#### SUPPLIED RECORDS
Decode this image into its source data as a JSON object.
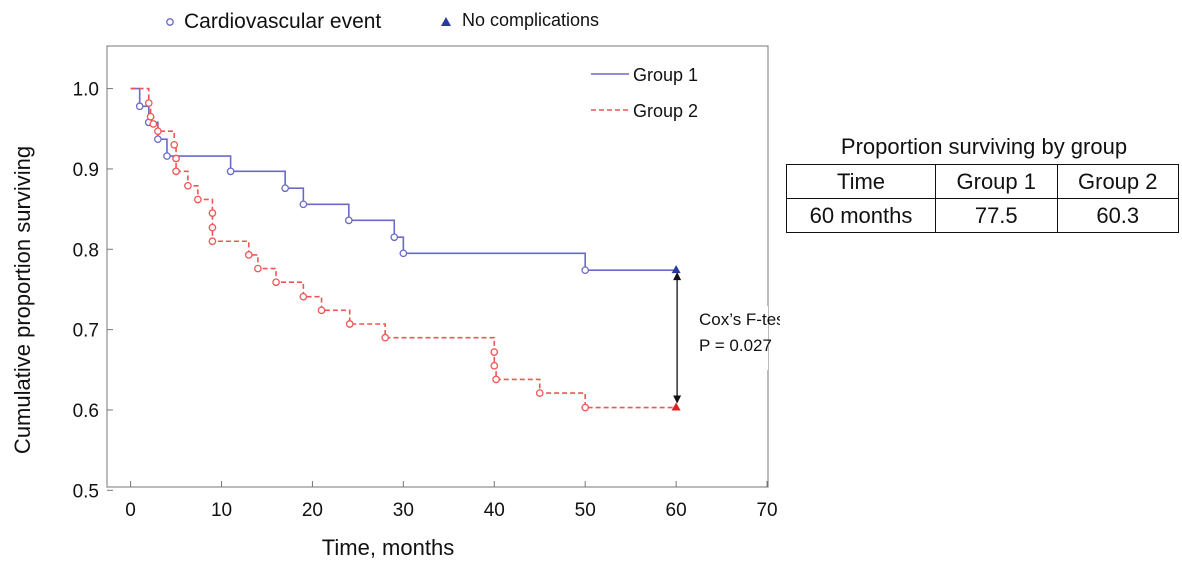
{
  "chart_data": {
    "type": "line",
    "xlabel": "Time, months",
    "ylabel": "Cumulative proportion surviving",
    "xlim": [
      0,
      70
    ],
    "ylim": [
      0.5,
      1.0
    ],
    "x_ticks": [
      "0",
      "10",
      "20",
      "30",
      "40",
      "50",
      "60",
      "70"
    ],
    "y_ticks": [
      "0.5",
      "0.6",
      "0.7",
      "0.8",
      "0.9",
      "1.0"
    ],
    "grid": false,
    "markers": [
      {
        "label": "Cardiovascular event",
        "shape": "circle"
      },
      {
        "label": "No complications",
        "shape": "triangle"
      }
    ],
    "series": [
      {
        "name": "Group 1",
        "color": "#6a6ac8",
        "style": "solid",
        "steps": [
          [
            0,
            1.0
          ],
          [
            1,
            0.978
          ],
          [
            2,
            0.958
          ],
          [
            3,
            0.937
          ],
          [
            4,
            0.916
          ],
          [
            11,
            0.897
          ],
          [
            17,
            0.876
          ],
          [
            19,
            0.856
          ],
          [
            24,
            0.836
          ],
          [
            29,
            0.815
          ],
          [
            30,
            0.795
          ],
          [
            50,
            0.774
          ],
          [
            60,
            0.774
          ]
        ],
        "events": [
          [
            1,
            0.978
          ],
          [
            2,
            0.958
          ],
          [
            3,
            0.937
          ],
          [
            4,
            0.916
          ],
          [
            11,
            0.897
          ],
          [
            17,
            0.876
          ],
          [
            19,
            0.856
          ],
          [
            24,
            0.836
          ],
          [
            29,
            0.815
          ],
          [
            30,
            0.795
          ],
          [
            50,
            0.774
          ]
        ],
        "censored": [
          [
            60,
            0.774
          ]
        ]
      },
      {
        "name": "Group 2",
        "color": "#f05555",
        "style": "dashed",
        "steps": [
          [
            0,
            1.0
          ],
          [
            2,
            0.982
          ],
          [
            2.2,
            0.965
          ],
          [
            2.5,
            0.956
          ],
          [
            3,
            0.947
          ],
          [
            4.8,
            0.93
          ],
          [
            5,
            0.913
          ],
          [
            5,
            0.897
          ],
          [
            6.3,
            0.879
          ],
          [
            7.4,
            0.862
          ],
          [
            9,
            0.845
          ],
          [
            9,
            0.827
          ],
          [
            9,
            0.81
          ],
          [
            13,
            0.793
          ],
          [
            14,
            0.776
          ],
          [
            16,
            0.759
          ],
          [
            19,
            0.741
          ],
          [
            21,
            0.724
          ],
          [
            24.1,
            0.707
          ],
          [
            28,
            0.69
          ],
          [
            40,
            0.672
          ],
          [
            40,
            0.655
          ],
          [
            40.2,
            0.638
          ],
          [
            45,
            0.621
          ],
          [
            50,
            0.603
          ],
          [
            60,
            0.603
          ]
        ],
        "events": [
          [
            2,
            0.982
          ],
          [
            2.2,
            0.965
          ],
          [
            2.5,
            0.956
          ],
          [
            3,
            0.947
          ],
          [
            4.8,
            0.93
          ],
          [
            5,
            0.913
          ],
          [
            5,
            0.897
          ],
          [
            6.3,
            0.879
          ],
          [
            7.4,
            0.862
          ],
          [
            9,
            0.845
          ],
          [
            9,
            0.827
          ],
          [
            9,
            0.81
          ],
          [
            13,
            0.793
          ],
          [
            14,
            0.776
          ],
          [
            16,
            0.759
          ],
          [
            19,
            0.741
          ],
          [
            21,
            0.724
          ],
          [
            24.1,
            0.707
          ],
          [
            28,
            0.69
          ],
          [
            40,
            0.672
          ],
          [
            40,
            0.655
          ],
          [
            40.2,
            0.638
          ],
          [
            45,
            0.621
          ],
          [
            50,
            0.603
          ]
        ],
        "censored": [
          [
            60,
            0.603
          ]
        ]
      }
    ],
    "comparison": {
      "x": 60,
      "y_from": 0.774,
      "y_to": 0.603,
      "line1": "Cox’s F-test",
      "line2": "P = 0.027"
    }
  },
  "summary_table": {
    "title": "Proportion surviving by group",
    "headers": [
      "Time",
      "Group 1",
      "Group 2"
    ],
    "rows": [
      [
        "60 months",
        "77.5",
        "60.3"
      ]
    ]
  }
}
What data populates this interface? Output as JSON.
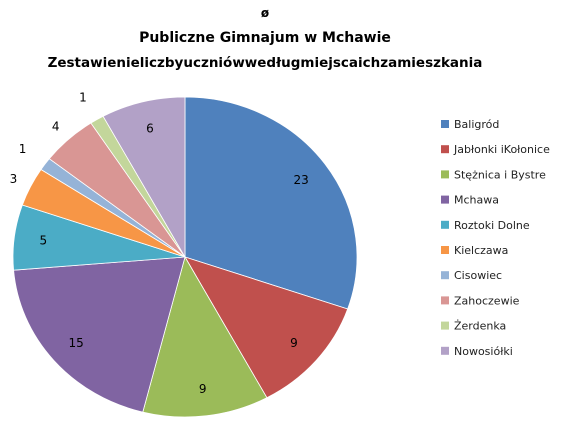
{
  "chart_data": {
    "type": "pie",
    "top_mark": "ø",
    "title": "Publiczne Gimnajum w Mchawie",
    "subtitle": "Zestawienieliczbyuczniówwedługmiejscaichzamieszkania",
    "categories": [
      "Baligród",
      "Jabłonki iKołonice",
      "Stężnica i Bystre",
      "Mchawa",
      "Roztoki Dolne",
      "Kielczawa",
      "Cisowiec",
      "Zahoczewie",
      "Żerdenka",
      "Nowosiółki"
    ],
    "values": [
      23,
      9,
      9,
      15,
      5,
      3,
      1,
      4,
      1,
      6
    ],
    "colors": [
      "#4f81bd",
      "#c0504d",
      "#9bbb59",
      "#8064a2",
      "#4bacc6",
      "#f79646",
      "#95b3d7",
      "#d99694",
      "#c3d69b",
      "#b2a1c7"
    ],
    "legend_position": "right"
  }
}
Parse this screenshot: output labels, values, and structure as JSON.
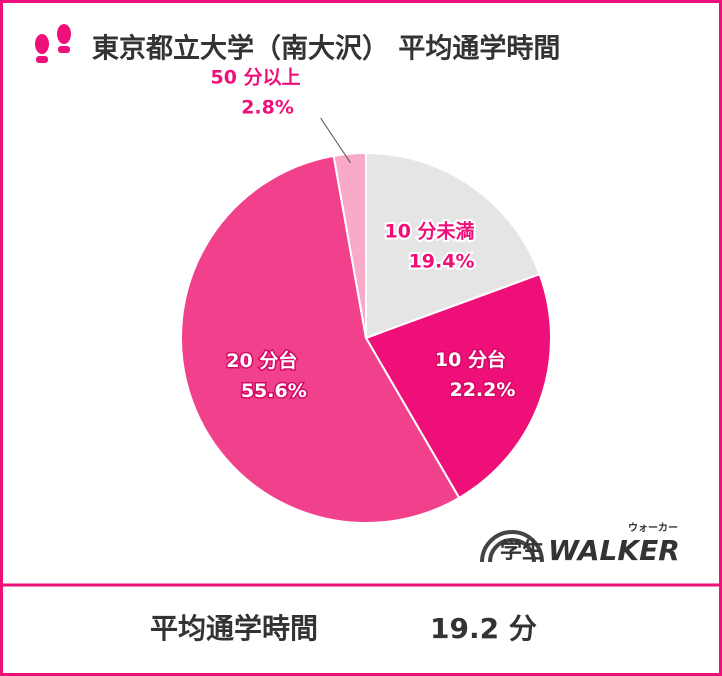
{
  "chart_data": {
    "type": "pie",
    "title": "東京都立大学（南大沢） 平均通学時間",
    "categories": [
      "10 分未満",
      "10 分台",
      "20 分台",
      "50 分以上"
    ],
    "values": [
      19.4,
      22.2,
      55.6,
      2.8
    ],
    "value_labels": [
      "19.4%",
      "22.2%",
      "55.6%",
      "2.8%"
    ],
    "colors": [
      "#e5e5e5",
      "#ee0f78",
      "#f2418c",
      "#f9aac9"
    ]
  },
  "summary": {
    "label": "平均通学時間",
    "value": "19.2 分"
  },
  "logo": {
    "text": "学生",
    "brand": "WALKER",
    "reading": "ウォーカー"
  }
}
########
TO BE DONE:
Make an exact copy of the records shown above, without the pictures.

COMPLETED EXERCISE:
Decode this image into its source data as a JSON object.
{
  "chart_data": {
    "type": "line",
    "xlabel": "Time, months",
    "ylabel": "Cumulative proportion surviving",
    "xlim": [
      0,
      70
    ],
    "ylim": [
      0.5,
      1.0
    ],
    "x_ticks": [
      "0",
      "10",
      "20",
      "30",
      "40",
      "50",
      "60",
      "70"
    ],
    "y_ticks": [
      "0.5",
      "0.6",
      "0.7",
      "0.8",
      "0.9",
      "1.0"
    ],
    "grid": false,
    "markers": [
      {
        "label": "Cardiovascular event",
        "shape": "circle"
      },
      {
        "label": "No complications",
        "shape": "triangle"
      }
    ],
    "series": [
      {
        "name": "Group 1",
        "color": "#6a6ac8",
        "style": "solid",
        "steps": [
          [
            0,
            1.0
          ],
          [
            1,
            0.978
          ],
          [
            2,
            0.958
          ],
          [
            3,
            0.937
          ],
          [
            4,
            0.916
          ],
          [
            11,
            0.897
          ],
          [
            17,
            0.876
          ],
          [
            19,
            0.856
          ],
          [
            24,
            0.836
          ],
          [
            29,
            0.815
          ],
          [
            30,
            0.795
          ],
          [
            50,
            0.774
          ],
          [
            60,
            0.774
          ]
        ],
        "events": [
          [
            1,
            0.978
          ],
          [
            2,
            0.958
          ],
          [
            3,
            0.937
          ],
          [
            4,
            0.916
          ],
          [
            11,
            0.897
          ],
          [
            17,
            0.876
          ],
          [
            19,
            0.856
          ],
          [
            24,
            0.836
          ],
          [
            29,
            0.815
          ],
          [
            30,
            0.795
          ],
          [
            50,
            0.774
          ]
        ],
        "censored": [
          [
            60,
            0.774
          ]
        ]
      },
      {
        "name": "Group 2",
        "color": "#f05555",
        "style": "dashed",
        "steps": [
          [
            0,
            1.0
          ],
          [
            2,
            0.982
          ],
          [
            2.2,
            0.965
          ],
          [
            2.5,
            0.956
          ],
          [
            3,
            0.947
          ],
          [
            4.8,
            0.93
          ],
          [
            5,
            0.913
          ],
          [
            5,
            0.897
          ],
          [
            6.3,
            0.879
          ],
          [
            7.4,
            0.862
          ],
          [
            9,
            0.845
          ],
          [
            9,
            0.827
          ],
          [
            9,
            0.81
          ],
          [
            13,
            0.793
          ],
          [
            14,
            0.776
          ],
          [
            16,
            0.759
          ],
          [
            19,
            0.741
          ],
          [
            21,
            0.724
          ],
          [
            24.1,
            0.707
          ],
          [
            28,
            0.69
          ],
          [
            40,
            0.672
          ],
          [
            40,
            0.655
          ],
          [
            40.2,
            0.638
          ],
          [
            45,
            0.621
          ],
          [
            50,
            0.603
          ],
          [
            60,
            0.603
          ]
        ],
        "events": [
          [
            2,
            0.982
          ],
          [
            2.2,
            0.965
          ],
          [
            2.5,
            0.956
          ],
          [
            3,
            0.947
          ],
          [
            4.8,
            0.93
          ],
          [
            5,
            0.913
          ],
          [
            5,
            0.897
          ],
          [
            6.3,
            0.879
          ],
          [
            7.4,
            0.862
          ],
          [
            9,
            0.845
          ],
          [
            9,
            0.827
          ],
          [
            9,
            0.81
          ],
          [
            13,
            0.793
          ],
          [
            14,
            0.776
          ],
          [
            16,
            0.759
          ],
          [
            19,
            0.741
          ],
          [
            21,
            0.724
          ],
          [
            24.1,
            0.707
          ],
          [
            28,
            0.69
          ],
          [
            40,
            0.672
          ],
          [
            40,
            0.655
          ],
          [
            40.2,
            0.638
          ],
          [
            45,
            0.621
          ],
          [
            50,
            0.603
          ]
        ],
        "censored": [
          [
            60,
            0.603
          ]
        ]
      }
    ],
    "comparison": {
      "x": 60,
      "y_from": 0.774,
      "y_to": 0.603,
      "line1": "Cox’s F-test",
      "line2": "P = 0.027"
    }
  },
  "summary_table": {
    "title": "Proportion surviving by group",
    "headers": [
      "Time",
      "Group 1",
      "Group 2"
    ],
    "rows": [
      [
        "60 months",
        "77.5",
        "60.3"
      ]
    ]
  }
}
What data populates this interface? Output as JSON.
{
  "chart_data": {
    "type": "pie",
    "top_mark": "ø",
    "title": "Publiczne Gimnajum w Mchawie",
    "subtitle": "Zestawienieliczbyuczniówwedługmiejscaichzamieszkania",
    "categories": [
      "Baligród",
      "Jabłonki iKołonice",
      "Stężnica i Bystre",
      "Mchawa",
      "Roztoki Dolne",
      "Kielczawa",
      "Cisowiec",
      "Zahoczewie",
      "Żerdenka",
      "Nowosiółki"
    ],
    "values": [
      23,
      9,
      9,
      15,
      5,
      3,
      1,
      4,
      1,
      6
    ],
    "colors": [
      "#4f81bd",
      "#c0504d",
      "#9bbb59",
      "#8064a2",
      "#4bacc6",
      "#f79646",
      "#95b3d7",
      "#d99694",
      "#c3d69b",
      "#b2a1c7"
    ],
    "legend_position": "right"
  }
}
Parse this screenshot: output labels, values, and structure as JSON.
{
  "chart_data": {
    "type": "pie",
    "title": "東京都立大学（南大沢） 平均通学時間",
    "categories": [
      "10 分未満",
      "10 分台",
      "20 分台",
      "50 分以上"
    ],
    "values": [
      19.4,
      22.2,
      55.6,
      2.8
    ],
    "value_labels": [
      "19.4%",
      "22.2%",
      "55.6%",
      "2.8%"
    ],
    "colors": [
      "#e5e5e5",
      "#ee0f78",
      "#f2418c",
      "#f9aac9"
    ]
  },
  "summary": {
    "label": "平均通学時間",
    "value": "19.2 分"
  },
  "logo": {
    "text": "学生",
    "brand": "WALKER",
    "reading": "ウォーカー"
  }
}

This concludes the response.